# Supplied entries
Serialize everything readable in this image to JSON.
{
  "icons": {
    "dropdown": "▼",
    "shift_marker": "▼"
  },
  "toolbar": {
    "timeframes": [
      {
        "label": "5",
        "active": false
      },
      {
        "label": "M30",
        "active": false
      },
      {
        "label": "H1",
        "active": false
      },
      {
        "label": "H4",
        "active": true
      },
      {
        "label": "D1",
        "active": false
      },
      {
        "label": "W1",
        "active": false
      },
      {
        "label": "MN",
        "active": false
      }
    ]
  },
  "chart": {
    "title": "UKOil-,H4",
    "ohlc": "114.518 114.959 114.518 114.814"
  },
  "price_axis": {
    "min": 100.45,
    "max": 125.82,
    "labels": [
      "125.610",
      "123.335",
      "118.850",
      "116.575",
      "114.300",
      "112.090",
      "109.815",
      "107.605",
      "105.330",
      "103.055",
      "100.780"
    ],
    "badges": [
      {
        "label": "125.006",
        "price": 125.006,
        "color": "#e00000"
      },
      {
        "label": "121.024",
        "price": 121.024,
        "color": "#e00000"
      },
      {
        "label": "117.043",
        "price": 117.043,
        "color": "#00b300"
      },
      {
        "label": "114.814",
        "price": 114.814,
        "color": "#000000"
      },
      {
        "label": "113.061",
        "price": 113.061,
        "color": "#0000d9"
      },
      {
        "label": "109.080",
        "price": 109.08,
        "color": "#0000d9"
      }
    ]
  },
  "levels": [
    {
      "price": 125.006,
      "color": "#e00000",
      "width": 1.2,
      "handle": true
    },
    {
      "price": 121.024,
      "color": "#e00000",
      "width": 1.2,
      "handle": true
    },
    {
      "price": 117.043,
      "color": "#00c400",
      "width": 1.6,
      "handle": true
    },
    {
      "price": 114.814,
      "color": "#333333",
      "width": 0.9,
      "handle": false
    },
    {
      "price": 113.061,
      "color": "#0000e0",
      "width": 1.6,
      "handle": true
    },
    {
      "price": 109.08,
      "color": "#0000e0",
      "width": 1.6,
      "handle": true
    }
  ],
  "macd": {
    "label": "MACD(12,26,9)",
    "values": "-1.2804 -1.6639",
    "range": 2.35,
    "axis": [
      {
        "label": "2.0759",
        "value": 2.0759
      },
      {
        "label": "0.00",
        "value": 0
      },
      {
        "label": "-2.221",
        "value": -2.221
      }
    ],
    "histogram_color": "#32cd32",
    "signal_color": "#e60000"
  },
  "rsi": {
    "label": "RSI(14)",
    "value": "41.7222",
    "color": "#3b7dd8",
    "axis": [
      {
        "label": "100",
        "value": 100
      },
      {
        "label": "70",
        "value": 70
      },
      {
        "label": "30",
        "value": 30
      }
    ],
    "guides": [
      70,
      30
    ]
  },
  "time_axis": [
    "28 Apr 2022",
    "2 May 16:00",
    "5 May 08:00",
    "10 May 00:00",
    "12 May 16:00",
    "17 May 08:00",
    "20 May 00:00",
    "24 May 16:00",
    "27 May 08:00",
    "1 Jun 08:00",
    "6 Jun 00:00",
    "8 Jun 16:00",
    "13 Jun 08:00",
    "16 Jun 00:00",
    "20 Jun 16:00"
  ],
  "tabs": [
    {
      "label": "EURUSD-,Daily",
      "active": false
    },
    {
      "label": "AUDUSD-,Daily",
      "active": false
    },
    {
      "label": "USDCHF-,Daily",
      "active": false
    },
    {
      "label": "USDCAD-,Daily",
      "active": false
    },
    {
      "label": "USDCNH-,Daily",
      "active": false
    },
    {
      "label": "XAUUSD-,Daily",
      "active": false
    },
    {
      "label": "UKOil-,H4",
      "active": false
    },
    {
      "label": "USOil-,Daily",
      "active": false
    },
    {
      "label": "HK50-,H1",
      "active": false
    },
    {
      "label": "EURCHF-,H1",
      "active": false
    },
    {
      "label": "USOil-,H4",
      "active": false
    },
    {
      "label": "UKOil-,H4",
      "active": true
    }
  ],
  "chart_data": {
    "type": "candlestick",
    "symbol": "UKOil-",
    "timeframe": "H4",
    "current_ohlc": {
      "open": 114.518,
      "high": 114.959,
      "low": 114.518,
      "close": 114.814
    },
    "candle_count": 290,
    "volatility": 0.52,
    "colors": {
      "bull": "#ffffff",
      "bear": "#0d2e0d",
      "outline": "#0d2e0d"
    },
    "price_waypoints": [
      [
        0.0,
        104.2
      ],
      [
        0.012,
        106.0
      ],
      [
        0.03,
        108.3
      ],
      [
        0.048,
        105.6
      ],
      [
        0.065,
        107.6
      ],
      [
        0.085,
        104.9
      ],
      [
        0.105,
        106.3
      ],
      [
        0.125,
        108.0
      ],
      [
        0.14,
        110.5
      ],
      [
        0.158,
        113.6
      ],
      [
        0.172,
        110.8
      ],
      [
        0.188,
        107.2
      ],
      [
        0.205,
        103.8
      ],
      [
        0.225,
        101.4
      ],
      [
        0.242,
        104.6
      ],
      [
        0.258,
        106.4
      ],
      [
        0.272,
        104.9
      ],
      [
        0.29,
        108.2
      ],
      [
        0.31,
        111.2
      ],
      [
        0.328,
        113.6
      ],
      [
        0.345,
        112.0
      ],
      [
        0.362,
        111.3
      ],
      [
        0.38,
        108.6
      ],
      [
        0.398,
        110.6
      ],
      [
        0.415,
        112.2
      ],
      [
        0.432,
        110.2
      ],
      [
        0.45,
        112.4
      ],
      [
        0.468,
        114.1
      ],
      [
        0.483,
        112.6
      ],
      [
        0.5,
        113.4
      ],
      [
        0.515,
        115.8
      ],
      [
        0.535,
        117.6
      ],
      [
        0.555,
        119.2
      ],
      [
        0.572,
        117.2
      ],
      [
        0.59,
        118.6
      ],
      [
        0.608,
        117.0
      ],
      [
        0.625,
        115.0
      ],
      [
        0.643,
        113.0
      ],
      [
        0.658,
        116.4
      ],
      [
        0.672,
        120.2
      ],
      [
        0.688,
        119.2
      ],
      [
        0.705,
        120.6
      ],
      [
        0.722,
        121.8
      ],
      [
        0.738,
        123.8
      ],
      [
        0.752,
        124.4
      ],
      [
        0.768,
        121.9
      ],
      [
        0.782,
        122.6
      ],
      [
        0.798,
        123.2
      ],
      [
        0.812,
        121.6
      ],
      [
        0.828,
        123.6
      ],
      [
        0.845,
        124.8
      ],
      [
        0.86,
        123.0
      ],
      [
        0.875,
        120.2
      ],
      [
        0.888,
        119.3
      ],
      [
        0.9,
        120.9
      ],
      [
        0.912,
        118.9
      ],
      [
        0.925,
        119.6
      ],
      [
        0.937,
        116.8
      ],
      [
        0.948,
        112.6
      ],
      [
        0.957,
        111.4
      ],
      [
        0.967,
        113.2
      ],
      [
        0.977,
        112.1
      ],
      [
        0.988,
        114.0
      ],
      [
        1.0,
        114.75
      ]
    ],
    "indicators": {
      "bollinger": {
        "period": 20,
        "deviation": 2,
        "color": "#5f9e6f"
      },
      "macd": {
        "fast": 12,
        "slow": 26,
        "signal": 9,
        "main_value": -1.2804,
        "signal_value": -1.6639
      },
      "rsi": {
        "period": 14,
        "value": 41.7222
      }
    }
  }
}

# What to do
Give back the data above exactly as it appears.

# Solution to this exercise
Serialize everything readable in this image to JSON.
{
  "icons": {
    "dropdown": "▼",
    "shift_marker": "▼"
  },
  "toolbar": {
    "timeframes": [
      {
        "label": "5",
        "active": false
      },
      {
        "label": "M30",
        "active": false
      },
      {
        "label": "H1",
        "active": false
      },
      {
        "label": "H4",
        "active": true
      },
      {
        "label": "D1",
        "active": false
      },
      {
        "label": "W1",
        "active": false
      },
      {
        "label": "MN",
        "active": false
      }
    ]
  },
  "chart": {
    "title": "UKOil-,H4",
    "ohlc": "114.518 114.959 114.518 114.814"
  },
  "price_axis": {
    "min": 100.45,
    "max": 125.82,
    "labels": [
      "125.610",
      "123.335",
      "118.850",
      "116.575",
      "114.300",
      "112.090",
      "109.815",
      "107.605",
      "105.330",
      "103.055",
      "100.780"
    ],
    "badges": [
      {
        "label": "125.006",
        "price": 125.006,
        "color": "#e00000"
      },
      {
        "label": "121.024",
        "price": 121.024,
        "color": "#e00000"
      },
      {
        "label": "117.043",
        "price": 117.043,
        "color": "#00b300"
      },
      {
        "label": "114.814",
        "price": 114.814,
        "color": "#000000"
      },
      {
        "label": "113.061",
        "price": 113.061,
        "color": "#0000d9"
      },
      {
        "label": "109.080",
        "price": 109.08,
        "color": "#0000d9"
      }
    ]
  },
  "levels": [
    {
      "price": 125.006,
      "color": "#e00000",
      "width": 1.2,
      "handle": true
    },
    {
      "price": 121.024,
      "color": "#e00000",
      "width": 1.2,
      "handle": true
    },
    {
      "price": 117.043,
      "color": "#00c400",
      "width": 1.6,
      "handle": true
    },
    {
      "price": 114.814,
      "color": "#333333",
      "width": 0.9,
      "handle": false
    },
    {
      "price": 113.061,
      "color": "#0000e0",
      "width": 1.6,
      "handle": true
    },
    {
      "price": 109.08,
      "color": "#0000e0",
      "width": 1.6,
      "handle": true
    }
  ],
  "macd": {
    "label": "MACD(12,26,9)",
    "values": "-1.2804 -1.6639",
    "range": 2.35,
    "axis": [
      {
        "label": "2.0759",
        "value": 2.0759
      },
      {
        "label": "0.00",
        "value": 0
      },
      {
        "label": "-2.221",
        "value": -2.221
      }
    ],
    "histogram_color": "#32cd32",
    "signal_color": "#e60000"
  },
  "rsi": {
    "label": "RSI(14)",
    "value": "41.7222",
    "color": "#3b7dd8",
    "axis": [
      {
        "label": "100",
        "value": 100
      },
      {
        "label": "70",
        "value": 70
      },
      {
        "label": "30",
        "value": 30
      }
    ],
    "guides": [
      70,
      30
    ]
  },
  "time_axis": [
    "28 Apr 2022",
    "2 May 16:00",
    "5 May 08:00",
    "10 May 00:00",
    "12 May 16:00",
    "17 May 08:00",
    "20 May 00:00",
    "24 May 16:00",
    "27 May 08:00",
    "1 Jun 08:00",
    "6 Jun 00:00",
    "8 Jun 16:00",
    "13 Jun 08:00",
    "16 Jun 00:00",
    "20 Jun 16:00"
  ],
  "tabs": [
    {
      "label": "EURUSD-,Daily",
      "active": false
    },
    {
      "label": "AUDUSD-,Daily",
      "active": false
    },
    {
      "label": "USDCHF-,Daily",
      "active": false
    },
    {
      "label": "USDCAD-,Daily",
      "active": false
    },
    {
      "label": "USDCNH-,Daily",
      "active": false
    },
    {
      "label": "XAUUSD-,Daily",
      "active": false
    },
    {
      "label": "UKOil-,H4",
      "active": false
    },
    {
      "label": "USOil-,Daily",
      "active": false
    },
    {
      "label": "HK50-,H1",
      "active": false
    },
    {
      "label": "EURCHF-,H1",
      "active": false
    },
    {
      "label": "USOil-,H4",
      "active": false
    },
    {
      "label": "UKOil-,H4",
      "active": true
    }
  ],
  "chart_data": {
    "type": "candlestick",
    "symbol": "UKOil-",
    "timeframe": "H4",
    "current_ohlc": {
      "open": 114.518,
      "high": 114.959,
      "low": 114.518,
      "close": 114.814
    },
    "candle_count": 290,
    "volatility": 0.52,
    "colors": {
      "bull": "#ffffff",
      "bear": "#0d2e0d",
      "outline": "#0d2e0d"
    },
    "price_waypoints": [
      [
        0.0,
        104.2
      ],
      [
        0.012,
        106.0
      ],
      [
        0.03,
        108.3
      ],
      [
        0.048,
        105.6
      ],
      [
        0.065,
        107.6
      ],
      [
        0.085,
        104.9
      ],
      [
        0.105,
        106.3
      ],
      [
        0.125,
        108.0
      ],
      [
        0.14,
        110.5
      ],
      [
        0.158,
        113.6
      ],
      [
        0.172,
        110.8
      ],
      [
        0.188,
        107.2
      ],
      [
        0.205,
        103.8
      ],
      [
        0.225,
        101.4
      ],
      [
        0.242,
        104.6
      ],
      [
        0.258,
        106.4
      ],
      [
        0.272,
        104.9
      ],
      [
        0.29,
        108.2
      ],
      [
        0.31,
        111.2
      ],
      [
        0.328,
        113.6
      ],
      [
        0.345,
        112.0
      ],
      [
        0.362,
        111.3
      ],
      [
        0.38,
        108.6
      ],
      [
        0.398,
        110.6
      ],
      [
        0.415,
        112.2
      ],
      [
        0.432,
        110.2
      ],
      [
        0.45,
        112.4
      ],
      [
        0.468,
        114.1
      ],
      [
        0.483,
        112.6
      ],
      [
        0.5,
        113.4
      ],
      [
        0.515,
        115.8
      ],
      [
        0.535,
        117.6
      ],
      [
        0.555,
        119.2
      ],
      [
        0.572,
        117.2
      ],
      [
        0.59,
        118.6
      ],
      [
        0.608,
        117.0
      ],
      [
        0.625,
        115.0
      ],
      [
        0.643,
        113.0
      ],
      [
        0.658,
        116.4
      ],
      [
        0.672,
        120.2
      ],
      [
        0.688,
        119.2
      ],
      [
        0.705,
        120.6
      ],
      [
        0.722,
        121.8
      ],
      [
        0.738,
        123.8
      ],
      [
        0.752,
        124.4
      ],
      [
        0.768,
        121.9
      ],
      [
        0.782,
        122.6
      ],
      [
        0.798,
        123.2
      ],
      [
        0.812,
        121.6
      ],
      [
        0.828,
        123.6
      ],
      [
        0.845,
        124.8
      ],
      [
        0.86,
        123.0
      ],
      [
        0.875,
        120.2
      ],
      [
        0.888,
        119.3
      ],
      [
        0.9,
        120.9
      ],
      [
        0.912,
        118.9
      ],
      [
        0.925,
        119.6
      ],
      [
        0.937,
        116.8
      ],
      [
        0.948,
        112.6
      ],
      [
        0.957,
        111.4
      ],
      [
        0.967,
        113.2
      ],
      [
        0.977,
        112.1
      ],
      [
        0.988,
        114.0
      ],
      [
        1.0,
        114.75
      ]
    ],
    "indicators": {
      "bollinger": {
        "period": 20,
        "deviation": 2,
        "color": "#5f9e6f"
      },
      "macd": {
        "fast": 12,
        "slow": 26,
        "signal": 9,
        "main_value": -1.2804,
        "signal_value": -1.6639
      },
      "rsi": {
        "period": 14,
        "value": 41.7222
      }
    }
  }
}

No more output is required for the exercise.